**YOUR GOAL:**
Transcribe each line of the material as it is, and drop any picture.

(Dataset records)
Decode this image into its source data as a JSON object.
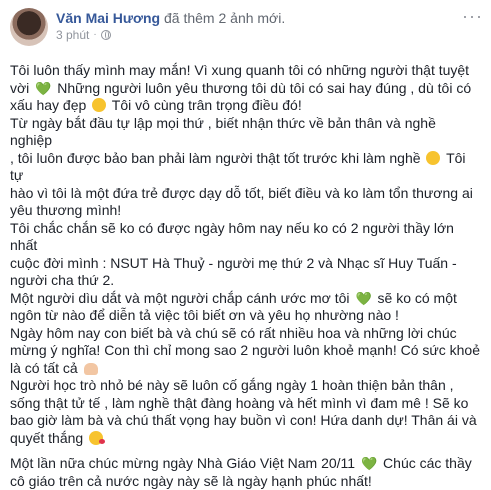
{
  "post": {
    "author": "Văn Mai Hương",
    "action": "đã thêm 2 ảnh mới.",
    "time": "3 phút",
    "more_icon": "···",
    "paragraphs": [
      {
        "lines": [
          [
            "Tôi luôn thấy mình may mắn! Vì xung quanh tôi có những người thật tuyệt"
          ],
          [
            "vời ",
            "{heart}",
            " Những người luôn yêu thương tôi dù tôi có sai hay đúng , dù tôi có"
          ],
          [
            "xấu hay đẹp ",
            "{shy}",
            " Tôi vô cùng trân trọng điều đó!"
          ],
          [
            "Từ ngày bắt đầu tự lập mọi thứ , biết nhận thức về bản thân và nghề nghiệp"
          ],
          [
            ", tôi luôn được bảo ban phải làm người thật tốt trước khi làm nghề ",
            "{smile}",
            " Tôi tự"
          ],
          [
            "hào vì tôi là một đứa trẻ được dạy dỗ tốt, biết điều và ko làm tổn thương ai"
          ],
          [
            "yêu thương mình!"
          ],
          [
            "Tôi chắc chắn sẽ ko có được ngày hôm nay nếu ko có 2 người thầy lớn nhất"
          ],
          [
            "cuộc đời mình : NSUT Hà Thuỷ - người mẹ thứ 2 và Nhạc sĩ Huy Tuấn -"
          ],
          [
            "người cha thứ 2."
          ],
          [
            "Một người dìu dắt và một người chắp cánh ước mơ tôi ",
            "{heart}",
            " sẽ ko có một"
          ],
          [
            "ngôn từ nào để diễn tả việc tôi biết ơn và yêu họ nhường nào !"
          ],
          [
            "Ngày hôm nay con biết bà và chú sẽ có rất nhiều hoa và những lời chúc"
          ],
          [
            "mừng ý nghĩa! Con thì chỉ mong sao 2 người luôn khoẻ mạnh! Có sức khoẻ"
          ],
          [
            "là có tất cả ",
            "{arm}"
          ],
          [
            "Người học trò nhỏ bé này sẽ luôn cố gắng ngày 1 hoàn thiện bản thân ,"
          ],
          [
            "sống thật tử tế , làm nghề thật đàng hoàng và hết mình vì đam mê ! Sẽ ko"
          ],
          [
            "bao giờ làm bà và chú thất vọng hay buồn vì con! Hứa danh dự! Thân ái và"
          ],
          [
            "quyết thắng ",
            "{kiss}"
          ]
        ]
      },
      {
        "lines": [
          [
            "Một lần nữa chúc mừng ngày Nhà Giáo Việt Nam 20/11 ",
            "{heart}",
            " Chúc các thầy"
          ],
          [
            "cô giáo trên cả nước ngày này sẽ là ngày hạnh phúc nhất!"
          ]
        ]
      }
    ],
    "emoji": {
      "heart": "💚",
      "shy": "shy-face-icon",
      "smile": "smile-face-icon",
      "arm": "flexed-arm-icon",
      "kiss": "kiss-face-icon"
    },
    "colors": {
      "author": "#365899",
      "meta": "#90949c",
      "text": "#1d2129",
      "heart": "#2dbd2d"
    }
  }
}
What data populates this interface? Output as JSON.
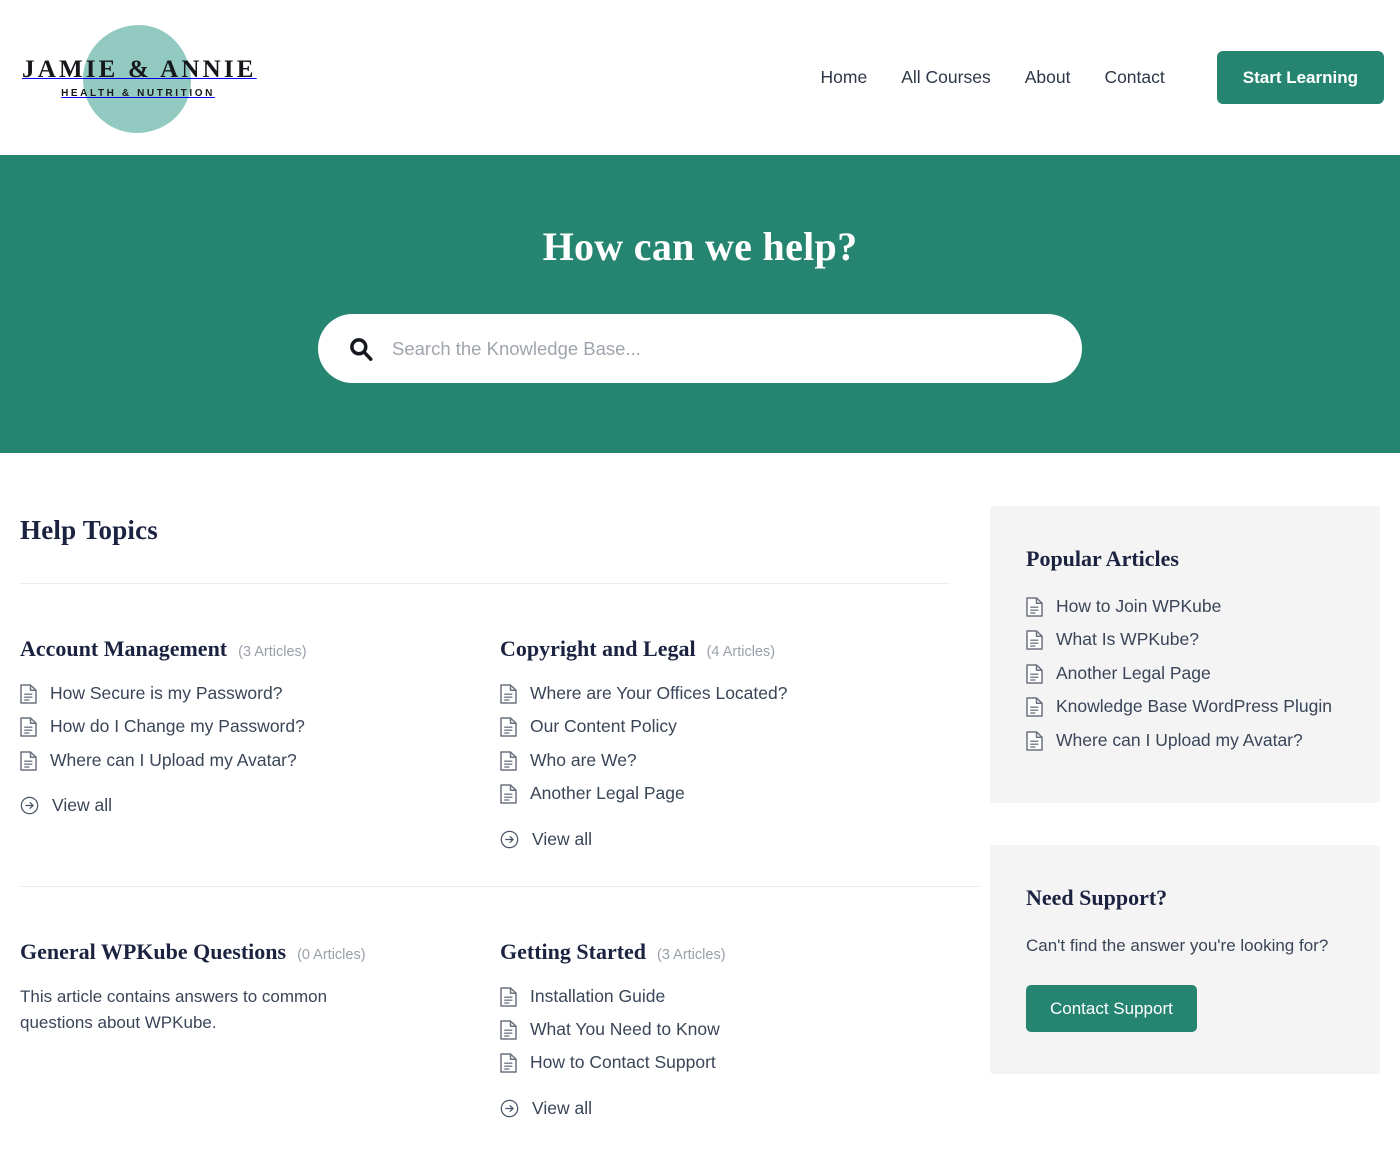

**TASK ANSWER:**
Decode this image into its source data as a JSON object.
{
  "post": {
    "author": "Văn Mai Hương",
    "action": "đã thêm 2 ảnh mới.",
    "time": "3 phút",
    "more_icon": "···",
    "paragraphs": [
      {
        "lines": [
          [
            "Tôi luôn thấy mình may mắn! Vì xung quanh tôi có những người thật tuyệt"
          ],
          [
            "vời ",
            "{heart}",
            " Những người luôn yêu thương tôi dù tôi có sai hay đúng , dù tôi có"
          ],
          [
            "xấu hay đẹp ",
            "{shy}",
            " Tôi vô cùng trân trọng điều đó!"
          ],
          [
            "Từ ngày bắt đầu tự lập mọi thứ , biết nhận thức về bản thân và nghề nghiệp"
          ],
          [
            ", tôi luôn được bảo ban phải làm người thật tốt trước khi làm nghề ",
            "{smile}",
            " Tôi tự"
          ],
          [
            "hào vì tôi là một đứa trẻ được dạy dỗ tốt, biết điều và ko làm tổn thương ai"
          ],
          [
            "yêu thương mình!"
          ],
          [
            "Tôi chắc chắn sẽ ko có được ngày hôm nay nếu ko có 2 người thầy lớn nhất"
          ],
          [
            "cuộc đời mình : NSUT Hà Thuỷ - người mẹ thứ 2 và Nhạc sĩ Huy Tuấn -"
          ],
          [
            "người cha thứ 2."
          ],
          [
            "Một người dìu dắt và một người chắp cánh ước mơ tôi ",
            "{heart}",
            " sẽ ko có một"
          ],
          [
            "ngôn từ nào để diễn tả việc tôi biết ơn và yêu họ nhường nào !"
          ],
          [
            "Ngày hôm nay con biết bà và chú sẽ có rất nhiều hoa và những lời chúc"
          ],
          [
            "mừng ý nghĩa! Con thì chỉ mong sao 2 người luôn khoẻ mạnh! Có sức khoẻ"
          ],
          [
            "là có tất cả ",
            "{arm}"
          ],
          [
            "Người học trò nhỏ bé này sẽ luôn cố gắng ngày 1 hoàn thiện bản thân ,"
          ],
          [
            "sống thật tử tế , làm nghề thật đàng hoàng và hết mình vì đam mê ! Sẽ ko"
          ],
          [
            "bao giờ làm bà và chú thất vọng hay buồn vì con! Hứa danh dự! Thân ái và"
          ],
          [
            "quyết thắng ",
            "{kiss}"
          ]
        ]
      },
      {
        "lines": [
          [
            "Một lần nữa chúc mừng ngày Nhà Giáo Việt Nam 20/11 ",
            "{heart}",
            " Chúc các thầy"
          ],
          [
            "cô giáo trên cả nước ngày này sẽ là ngày hạnh phúc nhất!"
          ]
        ]
      }
    ],
    "emoji": {
      "heart": "💚",
      "shy": "shy-face-icon",
      "smile": "smile-face-icon",
      "arm": "flexed-arm-icon",
      "kiss": "kiss-face-icon"
    },
    "colors": {
      "author": "#365899",
      "meta": "#90949c",
      "text": "#1d2129",
      "heart": "#2dbd2d"
    }
  }
}
What data populates this interface? Output as JSON.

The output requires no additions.